------ Records for this task
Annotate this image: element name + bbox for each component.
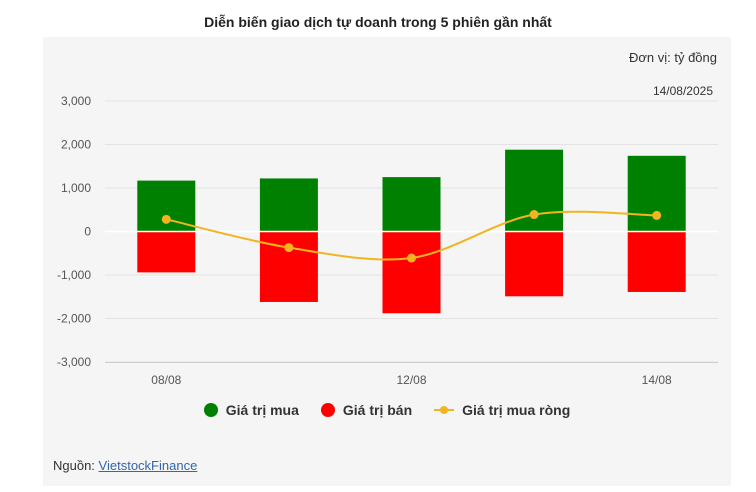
net-point — [161, 214, 171, 224]
sell-bar — [259, 231, 318, 302]
unit-label: Đơn vị: tỷ đồng — [628, 50, 717, 65]
net-point — [284, 243, 294, 253]
x-tick-label: 14/08 — [642, 373, 672, 387]
legend-label-net: Giá trị mua ròng — [462, 402, 571, 418]
source-link[interactable]: VietstockFinance — [98, 458, 198, 473]
x-tick-label: 08/08 — [151, 373, 181, 387]
y-tick-label: 2,000 — [61, 138, 91, 152]
sell-bar — [505, 231, 564, 297]
sell-circle-icon — [320, 403, 335, 417]
sell-bar — [137, 231, 196, 273]
net-point — [652, 210, 662, 220]
sell-bar — [627, 231, 686, 292]
net-line-icon — [434, 403, 455, 417]
y-tick-label: 1,000 — [61, 181, 91, 195]
y-tick-label: -3,000 — [57, 355, 91, 369]
chart-panel: Đơn vị: tỷ đồng 3,000 2,000 1,000 0 -1,000 -2… — [43, 37, 731, 486]
x-tick-label: 12/08 — [396, 373, 426, 387]
sell-bar — [382, 231, 441, 314]
chart-legend: Giá trị mua Giá trị bán Giá trị mua ròng — [43, 402, 731, 418]
buy-bar — [259, 178, 318, 232]
date-label: 14/08/2025 — [653, 84, 713, 98]
buy-circle-icon — [203, 403, 218, 417]
legend-label-sell: Giá trị bán — [342, 402, 413, 418]
y-tick-label: -2,000 — [57, 312, 91, 326]
y-tick-label: 0 — [84, 225, 91, 239]
legend-label-buy: Giá trị mua — [225, 402, 299, 418]
y-tick-label: -1,000 — [57, 268, 91, 282]
chart-title: Diễn biến giao dịch tự doanh trong 5 phi… — [204, 14, 552, 30]
buy-bar — [382, 177, 441, 232]
net-point — [407, 253, 416, 263]
legend-item-sell[interactable]: Giá trị bán — [320, 402, 413, 418]
source-label: Nguồn: — [53, 458, 95, 473]
y-tick-label: 3,000 — [61, 94, 91, 108]
legend-item-buy[interactable]: Giá trị mua — [203, 402, 299, 418]
source-note: Nguồn: VietstockFinance — [53, 458, 197, 473]
chart-plot: 3,000 2,000 1,000 0 -1,000 -2,000 -3,000 14/08/… — [57, 84, 718, 387]
buy-bar — [627, 155, 686, 232]
net-point — [529, 210, 539, 220]
legend-item-net[interactable]: Giá trị mua ròng — [434, 402, 570, 418]
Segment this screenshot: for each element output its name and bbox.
------------
### Problem details
Can you rewrite all of the data above, replacing every "sell-bar" with "sell-column", leaving everything else unchanged and omitting the pictures?

### Complete response
Annotate this image: element name + bbox for each component.
net-point — [161, 214, 171, 224]
sell-column — [259, 231, 318, 302]
unit-label: Đơn vị: tỷ đồng — [628, 50, 717, 65]
net-point — [284, 243, 294, 253]
x-tick-label: 14/08 — [642, 373, 672, 387]
legend-label-net: Giá trị mua ròng — [462, 402, 571, 418]
source-link[interactable]: VietstockFinance — [98, 458, 198, 473]
x-tick-label: 08/08 — [151, 373, 181, 387]
y-tick-label: 2,000 — [61, 138, 91, 152]
sell-column — [505, 231, 564, 297]
sell-circle-icon — [320, 403, 335, 417]
sell-column — [137, 231, 196, 273]
net-point — [652, 210, 662, 220]
sell-column — [627, 231, 686, 292]
net-line-icon — [434, 403, 455, 417]
y-tick-label: 1,000 — [61, 181, 91, 195]
y-tick-label: -3,000 — [57, 355, 91, 369]
chart-panel: Đơn vị: tỷ đồng 3,000 2,000 1,000 0 -1,000 -2… — [43, 37, 731, 486]
x-tick-label: 12/08 — [396, 373, 426, 387]
sell-column — [382, 231, 441, 314]
chart-legend: Giá trị mua Giá trị bán Giá trị mua ròng — [43, 402, 731, 418]
buy-bar — [259, 178, 318, 232]
date-label: 14/08/2025 — [653, 84, 713, 98]
buy-circle-icon — [203, 403, 218, 417]
legend-label-sell: Giá trị bán — [342, 402, 413, 418]
y-tick-label: -2,000 — [57, 312, 91, 326]
y-tick-label: 0 — [84, 225, 91, 239]
legend-label-buy: Giá trị mua — [225, 402, 299, 418]
y-tick-label: -1,000 — [57, 268, 91, 282]
chart-title: Diễn biến giao dịch tự doanh trong 5 phi… — [204, 14, 552, 30]
buy-bar — [382, 177, 441, 232]
net-point — [407, 253, 416, 263]
legend-item-sell[interactable]: Giá trị bán — [320, 402, 413, 418]
source-label: Nguồn: — [53, 458, 95, 473]
y-tick-label: 3,000 — [61, 94, 91, 108]
legend-item-buy[interactable]: Giá trị mua — [203, 402, 299, 418]
source-note: Nguồn: VietstockFinance — [53, 458, 197, 473]
chart-plot: 3,000 2,000 1,000 0 -1,000 -2,000 -3,000 14/08/… — [57, 84, 718, 387]
buy-bar — [627, 155, 686, 232]
net-point — [529, 210, 539, 220]
legend-item-net[interactable]: Giá trị mua ròng — [434, 402, 570, 418]
Segment this screenshot: for each element output its name and bbox.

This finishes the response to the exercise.